THE TASK: Transcribe all the records with complete accuracy.

(Collected data entries)
— Begin —

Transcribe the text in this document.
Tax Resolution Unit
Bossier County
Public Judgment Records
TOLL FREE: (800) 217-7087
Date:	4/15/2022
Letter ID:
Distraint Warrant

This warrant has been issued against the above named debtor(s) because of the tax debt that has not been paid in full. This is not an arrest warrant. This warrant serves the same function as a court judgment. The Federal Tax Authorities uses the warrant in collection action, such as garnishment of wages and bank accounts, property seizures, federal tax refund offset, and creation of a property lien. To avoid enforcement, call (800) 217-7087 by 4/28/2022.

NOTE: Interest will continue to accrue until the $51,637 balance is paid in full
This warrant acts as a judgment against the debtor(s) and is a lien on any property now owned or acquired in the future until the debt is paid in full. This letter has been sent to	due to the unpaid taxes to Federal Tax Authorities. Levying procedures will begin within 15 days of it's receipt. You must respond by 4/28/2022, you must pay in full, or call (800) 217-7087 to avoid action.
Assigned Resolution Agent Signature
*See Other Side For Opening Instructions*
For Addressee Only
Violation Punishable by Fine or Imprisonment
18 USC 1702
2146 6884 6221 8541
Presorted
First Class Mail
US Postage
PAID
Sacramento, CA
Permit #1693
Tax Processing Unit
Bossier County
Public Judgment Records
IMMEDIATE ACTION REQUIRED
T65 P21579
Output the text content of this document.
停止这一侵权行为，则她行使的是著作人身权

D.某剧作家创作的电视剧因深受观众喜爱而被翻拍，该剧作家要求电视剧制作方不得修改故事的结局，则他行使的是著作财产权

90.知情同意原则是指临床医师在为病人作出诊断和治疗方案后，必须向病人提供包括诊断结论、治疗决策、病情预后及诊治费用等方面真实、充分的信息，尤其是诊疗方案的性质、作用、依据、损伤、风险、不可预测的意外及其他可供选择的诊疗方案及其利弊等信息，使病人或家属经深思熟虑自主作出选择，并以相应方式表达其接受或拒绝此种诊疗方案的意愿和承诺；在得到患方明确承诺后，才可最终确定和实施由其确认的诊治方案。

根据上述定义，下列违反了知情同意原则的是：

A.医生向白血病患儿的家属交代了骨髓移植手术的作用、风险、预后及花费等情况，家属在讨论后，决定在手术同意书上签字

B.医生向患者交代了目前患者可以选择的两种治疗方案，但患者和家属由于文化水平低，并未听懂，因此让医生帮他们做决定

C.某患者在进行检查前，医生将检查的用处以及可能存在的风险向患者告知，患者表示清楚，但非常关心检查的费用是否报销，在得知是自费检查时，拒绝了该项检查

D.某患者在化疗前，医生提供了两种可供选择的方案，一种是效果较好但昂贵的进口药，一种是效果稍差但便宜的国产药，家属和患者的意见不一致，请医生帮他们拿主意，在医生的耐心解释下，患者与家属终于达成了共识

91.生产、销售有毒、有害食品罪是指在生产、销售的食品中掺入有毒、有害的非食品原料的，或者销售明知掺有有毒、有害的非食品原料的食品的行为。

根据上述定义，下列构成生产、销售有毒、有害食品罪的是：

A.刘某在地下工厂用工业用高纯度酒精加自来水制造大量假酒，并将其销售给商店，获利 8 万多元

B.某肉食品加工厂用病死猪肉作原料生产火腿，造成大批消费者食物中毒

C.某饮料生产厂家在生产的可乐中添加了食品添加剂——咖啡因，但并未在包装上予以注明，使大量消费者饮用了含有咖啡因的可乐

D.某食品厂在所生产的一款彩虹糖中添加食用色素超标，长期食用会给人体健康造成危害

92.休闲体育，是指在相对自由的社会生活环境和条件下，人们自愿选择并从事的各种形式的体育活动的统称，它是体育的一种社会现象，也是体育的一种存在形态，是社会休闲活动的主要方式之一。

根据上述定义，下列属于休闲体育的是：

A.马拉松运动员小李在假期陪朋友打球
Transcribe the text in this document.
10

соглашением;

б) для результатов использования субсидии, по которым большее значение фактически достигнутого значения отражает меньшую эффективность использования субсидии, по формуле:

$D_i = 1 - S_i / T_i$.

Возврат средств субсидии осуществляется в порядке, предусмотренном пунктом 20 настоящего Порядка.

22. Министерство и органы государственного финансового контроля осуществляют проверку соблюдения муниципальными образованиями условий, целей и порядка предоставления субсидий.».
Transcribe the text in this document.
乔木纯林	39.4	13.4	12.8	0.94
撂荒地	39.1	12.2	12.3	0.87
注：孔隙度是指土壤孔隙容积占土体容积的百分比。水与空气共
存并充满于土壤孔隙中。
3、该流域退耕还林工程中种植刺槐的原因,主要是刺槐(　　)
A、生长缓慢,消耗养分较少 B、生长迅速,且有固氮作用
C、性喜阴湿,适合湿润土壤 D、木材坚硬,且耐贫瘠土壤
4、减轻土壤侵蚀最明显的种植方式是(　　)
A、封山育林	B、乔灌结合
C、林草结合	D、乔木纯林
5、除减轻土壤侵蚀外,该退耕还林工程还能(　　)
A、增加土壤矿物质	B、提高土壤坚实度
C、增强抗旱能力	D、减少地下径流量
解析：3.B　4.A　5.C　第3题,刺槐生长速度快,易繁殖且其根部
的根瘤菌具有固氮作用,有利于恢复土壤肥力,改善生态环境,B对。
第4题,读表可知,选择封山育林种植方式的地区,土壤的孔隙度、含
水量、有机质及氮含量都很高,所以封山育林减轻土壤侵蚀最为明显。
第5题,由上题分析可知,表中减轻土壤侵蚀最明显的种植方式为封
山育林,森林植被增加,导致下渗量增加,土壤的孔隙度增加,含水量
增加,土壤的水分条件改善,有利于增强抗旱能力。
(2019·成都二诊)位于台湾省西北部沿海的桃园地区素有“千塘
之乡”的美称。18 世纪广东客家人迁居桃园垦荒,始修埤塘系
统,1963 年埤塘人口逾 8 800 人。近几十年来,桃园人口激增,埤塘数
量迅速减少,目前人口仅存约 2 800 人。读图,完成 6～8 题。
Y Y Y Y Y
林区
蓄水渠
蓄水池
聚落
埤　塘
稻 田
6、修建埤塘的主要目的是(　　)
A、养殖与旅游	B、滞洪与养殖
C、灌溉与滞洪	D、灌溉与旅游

— End —

CORRECT RESULT:
Transcribe the text in this document.
Tax Resolution Unit
Bossier County
Public Judgment Records
TOLL FREE: (800) 217-7087
Date:	4/15/2022
Letter ID:
Distraint Warrant

This warrant has been issued against the above named debtor(s) because of the tax debt that has not been paid in full. This is not an arrest warrant. This warrant serves the same function as a court judgment. The Federal Tax Authorities uses the warrant in collection action, such as garnishment of wages and bank accounts, property seizures, federal tax refund offset, and creation of a property lien. To avoid enforcement, call (800) 217-7087 by 4/28/2022.

NOTE: Interest will continue to accrue until the $51,637 balance is paid in full
This warrant acts as a judgment against the debtor(s) and is a lien on any property now owned or acquired in the future until the debt is paid in full. This letter has been sent to	due to the unpaid taxes to Federal Tax Authorities. Levying procedures will begin within 15 days of it's receipt. You must respond by 4/28/2022, you must pay in full, or call (800) 217-7087 to avoid action.
Assigned Resolution Agent Signature
*See Other Side For Opening Instructions*
For Addressee Only
Violation Punishable by Fine or Imprisonment
18 USC 1702
2146 6884 6221 8541
Presorted
First Class Mail
US Postage
PAID
Sacramento, CA
Permit #1693
Tax Processing Unit
Bossier County
Public Judgment Records
IMMEDIATE ACTION REQUIRED
T65 P21579
Output the text content of this document.
停止这一侵权行为，则她行使的是著作人身权

D.某剧作家创作的电视剧因深受观众喜爱而被翻拍，该剧作家要求电视剧制作方不得修改故事的结局，则他行使的是著作财产权

90.知情同意原则是指临床医师在为病人作出诊断和治疗方案后，必须向病人提供包括诊断结论、治疗决策、病情预后及诊治费用等方面真实、充分的信息，尤其是诊疗方案的性质、作用、依据、损伤、风险、不可预测的意外及其他可供选择的诊疗方案及其利弊等信息，使病人或家属经深思熟虑自主作出选择，并以相应方式表达其接受或拒绝此种诊疗方案的意愿和承诺；在得到患方明确承诺后，才可最终确定和实施由其确认的诊治方案。

根据上述定义，下列违反了知情同意原则的是：

A.医生向白血病患儿的家属交代了骨髓移植手术的作用、风险、预后及花费等情况，家属在讨论后，决定在手术同意书上签字

B.医生向患者交代了目前患者可以选择的两种治疗方案，但患者和家属由于文化水平低，并未听懂，因此让医生帮他们做决定

C.某患者在进行检查前，医生将检查的用处以及可能存在的风险向患者告知，患者表示清楚，但非常关心检查的费用是否报销，在得知是自费检查时，拒绝了该项检查

D.某患者在化疗前，医生提供了两种可供选择的方案，一种是效果较好但昂贵的进口药，一种是效果稍差但便宜的国产药，家属和患者的意见不一致，请医生帮他们拿主意，在医生的耐心解释下，患者与家属终于达成了共识

91.生产、销售有毒、有害食品罪是指在生产、销售的食品中掺入有毒、有害的非食品原料的，或者销售明知掺有有毒、有害的非食品原料的食品的行为。

根据上述定义，下列构成生产、销售有毒、有害食品罪的是：

A.刘某在地下工厂用工业用高纯度酒精加自来水制造大量假酒，并将其销售给商店，获利 8 万多元

B.某肉食品加工厂用病死猪肉作原料生产火腿，造成大批消费者食物中毒

C.某饮料生产厂家在生产的可乐中添加了食品添加剂——咖啡因，但并未在包装上予以注明，使大量消费者饮用了含有咖啡因的可乐

D.某食品厂在所生产的一款彩虹糖中添加食用色素超标，长期食用会给人体健康造成危害

92.休闲体育，是指在相对自由的社会生活环境和条件下，人们自愿选择并从事的各种形式的体育活动的统称，它是体育的一种社会现象，也是体育的一种存在形态，是社会休闲活动的主要方式之一。

根据上述定义，下列属于休闲体育的是：

A.马拉松运动员小李在假期陪朋友打球
Transcribe the text in this document.
10

соглашением;

б) для результатов использования субсидии, по которым большее значение фактически достигнутого значения отражает меньшую эффективность использования субсидии, по формуле:

$D_i = 1 - S_i / T_i$.

Возврат средств субсидии осуществляется в порядке, предусмотренном пунктом 20 настоящего Порядка.

22. Министерство и органы государственного финансового контроля осуществляют проверку соблюдения муниципальными образованиями условий, целей и порядка предоставления субсидий.».
Transcribe the text in this document.
乔木纯林	39.4	13.4	12.8	0.94
撂荒地	39.1	12.2	12.3	0.87
注：孔隙度是指土壤孔隙容积占土体容积的百分比。水与空气共
存并充满于土壤孔隙中。
3、该流域退耕还林工程中种植刺槐的原因,主要是刺槐(　　)
A、生长缓慢,消耗养分较少 B、生长迅速,且有固氮作用
C、性喜阴湿,适合湿润土壤 D、木材坚硬,且耐贫瘠土壤
4、减轻土壤侵蚀最明显的种植方式是(　　)
A、封山育林	B、乔灌结合
C、林草结合	D、乔木纯林
5、除减轻土壤侵蚀外,该退耕还林工程还能(　　)
A、增加土壤矿物质	B、提高土壤坚实度
C、增强抗旱能力	D、减少地下径流量
解析：3.B　4.A　5.C　第3题,刺槐生长速度快,易繁殖且其根部
的根瘤菌具有固氮作用,有利于恢复土壤肥力,改善生态环境,B对。
第4题,读表可知,选择封山育林种植方式的地区,土壤的孔隙度、含
水量、有机质及氮含量都很高,所以封山育林减轻土壤侵蚀最为明显。
第5题,由上题分析可知,表中减轻土壤侵蚀最明显的种植方式为封
山育林,森林植被增加,导致下渗量增加,土壤的孔隙度增加,含水量
增加,土壤的水分条件改善,有利于增强抗旱能力。
(2019·成都二诊)位于台湾省西北部沿海的桃园地区素有“千塘
之乡”的美称。18 世纪广东客家人迁居桃园垦荒,始修埤塘系
统,1963 年埤塘人口逾 8 800 人。近几十年来,桃园人口激增,埤塘数
量迅速减少,目前人口仅存约 2 800 人。读图,完成 6～8 题。
Y Y Y Y Y
林区
蓄水渠
蓄水池
聚落
埤　塘
稻 田
6、修建埤塘的主要目的是(　　)
A、养殖与旅游	B、滞洪与养殖
C、灌溉与滞洪	D、灌溉与旅游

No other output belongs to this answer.